> _GIVEN EXERCISE_
Where a line below holds the string "label", copy that line.

> _RAW RECORDS_

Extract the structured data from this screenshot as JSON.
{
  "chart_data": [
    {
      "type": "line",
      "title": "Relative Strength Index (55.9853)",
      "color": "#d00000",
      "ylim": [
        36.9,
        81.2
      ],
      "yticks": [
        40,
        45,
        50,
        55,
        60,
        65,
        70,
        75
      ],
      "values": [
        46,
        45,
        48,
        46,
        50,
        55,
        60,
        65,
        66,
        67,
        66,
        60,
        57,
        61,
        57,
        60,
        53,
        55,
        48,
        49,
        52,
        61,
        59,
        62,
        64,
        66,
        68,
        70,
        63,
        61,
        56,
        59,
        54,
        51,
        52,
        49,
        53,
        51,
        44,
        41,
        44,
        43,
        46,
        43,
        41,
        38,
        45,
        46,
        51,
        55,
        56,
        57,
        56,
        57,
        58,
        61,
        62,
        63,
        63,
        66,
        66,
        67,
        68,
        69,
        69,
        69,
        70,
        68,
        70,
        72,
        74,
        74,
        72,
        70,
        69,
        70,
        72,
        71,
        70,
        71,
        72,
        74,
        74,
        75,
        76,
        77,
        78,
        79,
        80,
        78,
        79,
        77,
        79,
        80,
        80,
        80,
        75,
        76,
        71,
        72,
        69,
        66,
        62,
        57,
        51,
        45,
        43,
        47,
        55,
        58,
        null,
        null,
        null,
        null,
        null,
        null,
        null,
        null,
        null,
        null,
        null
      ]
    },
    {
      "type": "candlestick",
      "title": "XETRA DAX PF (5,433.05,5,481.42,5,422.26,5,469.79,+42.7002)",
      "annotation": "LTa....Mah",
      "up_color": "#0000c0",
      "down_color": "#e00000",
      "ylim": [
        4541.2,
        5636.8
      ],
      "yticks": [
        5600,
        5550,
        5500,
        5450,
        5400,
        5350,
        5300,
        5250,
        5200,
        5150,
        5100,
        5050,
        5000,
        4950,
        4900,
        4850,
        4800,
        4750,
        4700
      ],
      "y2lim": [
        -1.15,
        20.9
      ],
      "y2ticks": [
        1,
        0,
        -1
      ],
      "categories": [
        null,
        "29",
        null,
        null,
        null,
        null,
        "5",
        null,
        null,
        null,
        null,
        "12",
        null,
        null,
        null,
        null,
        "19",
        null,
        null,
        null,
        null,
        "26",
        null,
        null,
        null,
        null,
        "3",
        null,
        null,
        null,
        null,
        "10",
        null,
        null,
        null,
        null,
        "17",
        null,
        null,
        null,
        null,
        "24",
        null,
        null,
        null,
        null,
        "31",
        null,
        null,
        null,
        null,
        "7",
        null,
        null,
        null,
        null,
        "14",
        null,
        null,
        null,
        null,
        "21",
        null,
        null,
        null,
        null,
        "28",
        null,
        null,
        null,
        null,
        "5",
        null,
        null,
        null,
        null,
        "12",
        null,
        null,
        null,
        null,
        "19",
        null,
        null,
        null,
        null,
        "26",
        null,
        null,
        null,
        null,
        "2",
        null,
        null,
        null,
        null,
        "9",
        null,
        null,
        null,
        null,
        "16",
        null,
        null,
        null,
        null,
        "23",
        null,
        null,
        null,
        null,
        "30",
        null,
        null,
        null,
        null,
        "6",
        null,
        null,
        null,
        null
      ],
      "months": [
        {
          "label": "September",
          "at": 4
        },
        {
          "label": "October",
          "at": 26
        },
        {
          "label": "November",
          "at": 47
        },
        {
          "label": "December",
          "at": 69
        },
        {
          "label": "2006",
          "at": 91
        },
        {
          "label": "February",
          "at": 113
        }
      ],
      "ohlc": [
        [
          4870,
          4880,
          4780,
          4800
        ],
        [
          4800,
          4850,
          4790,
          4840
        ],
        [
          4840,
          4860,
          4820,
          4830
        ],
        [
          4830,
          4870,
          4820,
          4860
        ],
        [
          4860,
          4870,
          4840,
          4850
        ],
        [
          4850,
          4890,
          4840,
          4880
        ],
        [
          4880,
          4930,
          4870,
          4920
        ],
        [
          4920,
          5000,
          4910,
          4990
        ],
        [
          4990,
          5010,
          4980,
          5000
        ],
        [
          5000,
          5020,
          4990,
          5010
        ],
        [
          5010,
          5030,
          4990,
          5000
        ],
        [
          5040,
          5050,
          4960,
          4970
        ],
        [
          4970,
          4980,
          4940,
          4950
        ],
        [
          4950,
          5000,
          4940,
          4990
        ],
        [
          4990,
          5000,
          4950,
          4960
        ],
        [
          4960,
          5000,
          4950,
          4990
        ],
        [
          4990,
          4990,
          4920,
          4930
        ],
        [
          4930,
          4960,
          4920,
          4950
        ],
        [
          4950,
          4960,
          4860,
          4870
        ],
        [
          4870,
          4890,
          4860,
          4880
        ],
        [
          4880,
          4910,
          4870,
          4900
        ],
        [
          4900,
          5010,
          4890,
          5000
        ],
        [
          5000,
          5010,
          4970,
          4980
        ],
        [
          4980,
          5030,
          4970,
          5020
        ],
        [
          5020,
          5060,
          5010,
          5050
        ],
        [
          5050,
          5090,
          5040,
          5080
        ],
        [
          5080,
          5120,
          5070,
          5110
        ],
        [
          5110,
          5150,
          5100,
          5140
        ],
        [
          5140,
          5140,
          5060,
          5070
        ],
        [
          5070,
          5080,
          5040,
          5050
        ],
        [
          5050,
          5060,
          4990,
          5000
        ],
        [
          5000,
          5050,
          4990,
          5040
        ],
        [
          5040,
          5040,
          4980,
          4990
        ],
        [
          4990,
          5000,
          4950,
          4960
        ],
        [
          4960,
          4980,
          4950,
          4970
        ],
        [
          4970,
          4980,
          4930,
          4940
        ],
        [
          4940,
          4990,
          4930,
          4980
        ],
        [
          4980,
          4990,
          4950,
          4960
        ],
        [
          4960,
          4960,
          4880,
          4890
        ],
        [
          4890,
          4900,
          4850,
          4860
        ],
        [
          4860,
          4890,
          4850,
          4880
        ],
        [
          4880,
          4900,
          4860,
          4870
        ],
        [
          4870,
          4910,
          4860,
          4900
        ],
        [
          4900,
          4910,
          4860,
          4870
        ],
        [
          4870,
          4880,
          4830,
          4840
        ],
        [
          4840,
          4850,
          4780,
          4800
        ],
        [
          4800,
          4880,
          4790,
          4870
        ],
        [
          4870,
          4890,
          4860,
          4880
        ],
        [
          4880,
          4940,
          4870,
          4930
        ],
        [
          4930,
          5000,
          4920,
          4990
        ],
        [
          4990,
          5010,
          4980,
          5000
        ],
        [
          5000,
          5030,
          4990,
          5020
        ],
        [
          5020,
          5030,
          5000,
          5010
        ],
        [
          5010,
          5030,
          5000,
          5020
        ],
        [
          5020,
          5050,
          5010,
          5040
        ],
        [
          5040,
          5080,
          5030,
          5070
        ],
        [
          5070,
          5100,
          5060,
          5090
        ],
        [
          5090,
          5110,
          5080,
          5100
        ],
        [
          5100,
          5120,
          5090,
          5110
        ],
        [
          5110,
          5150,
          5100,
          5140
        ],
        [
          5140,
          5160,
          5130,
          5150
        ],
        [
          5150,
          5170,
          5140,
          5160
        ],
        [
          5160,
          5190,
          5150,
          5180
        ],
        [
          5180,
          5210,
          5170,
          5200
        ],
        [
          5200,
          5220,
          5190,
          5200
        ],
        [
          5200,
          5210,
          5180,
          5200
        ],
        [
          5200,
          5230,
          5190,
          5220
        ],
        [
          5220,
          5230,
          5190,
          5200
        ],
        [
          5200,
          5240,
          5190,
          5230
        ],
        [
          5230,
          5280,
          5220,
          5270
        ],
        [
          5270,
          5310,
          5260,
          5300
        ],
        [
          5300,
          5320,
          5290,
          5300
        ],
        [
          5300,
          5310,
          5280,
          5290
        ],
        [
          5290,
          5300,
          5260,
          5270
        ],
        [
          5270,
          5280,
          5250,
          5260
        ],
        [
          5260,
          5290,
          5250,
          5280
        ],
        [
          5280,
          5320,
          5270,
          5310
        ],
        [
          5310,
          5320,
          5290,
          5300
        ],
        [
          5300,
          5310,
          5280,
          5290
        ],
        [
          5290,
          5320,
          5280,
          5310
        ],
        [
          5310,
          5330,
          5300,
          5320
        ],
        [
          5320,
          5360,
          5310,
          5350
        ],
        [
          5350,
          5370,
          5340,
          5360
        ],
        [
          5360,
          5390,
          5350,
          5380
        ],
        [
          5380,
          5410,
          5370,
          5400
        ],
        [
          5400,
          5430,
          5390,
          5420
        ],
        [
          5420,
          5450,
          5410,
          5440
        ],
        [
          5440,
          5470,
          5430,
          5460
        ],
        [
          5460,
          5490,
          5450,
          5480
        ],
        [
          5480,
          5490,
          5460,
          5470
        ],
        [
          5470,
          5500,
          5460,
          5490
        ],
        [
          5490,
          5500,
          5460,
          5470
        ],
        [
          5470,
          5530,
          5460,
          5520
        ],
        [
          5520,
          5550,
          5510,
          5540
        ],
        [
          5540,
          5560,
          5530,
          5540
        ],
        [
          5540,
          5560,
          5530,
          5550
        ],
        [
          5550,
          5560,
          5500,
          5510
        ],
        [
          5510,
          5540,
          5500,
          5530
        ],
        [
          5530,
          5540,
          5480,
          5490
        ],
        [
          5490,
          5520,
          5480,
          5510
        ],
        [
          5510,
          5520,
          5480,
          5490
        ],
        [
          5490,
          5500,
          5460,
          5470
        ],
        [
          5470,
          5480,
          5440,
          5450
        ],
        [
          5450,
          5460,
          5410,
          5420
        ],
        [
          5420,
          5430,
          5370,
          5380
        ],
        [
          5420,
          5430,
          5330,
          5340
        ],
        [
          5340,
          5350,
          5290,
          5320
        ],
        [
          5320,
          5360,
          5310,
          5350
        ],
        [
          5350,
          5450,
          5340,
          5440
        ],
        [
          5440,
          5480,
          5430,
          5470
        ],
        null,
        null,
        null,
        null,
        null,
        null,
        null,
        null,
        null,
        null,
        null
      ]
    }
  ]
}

> _COMPLETE ANSWER_
          "label": "September",
          "label": "October",
          "label": "November",
          "label": "December",
          "label": "2006",
          "label": "February",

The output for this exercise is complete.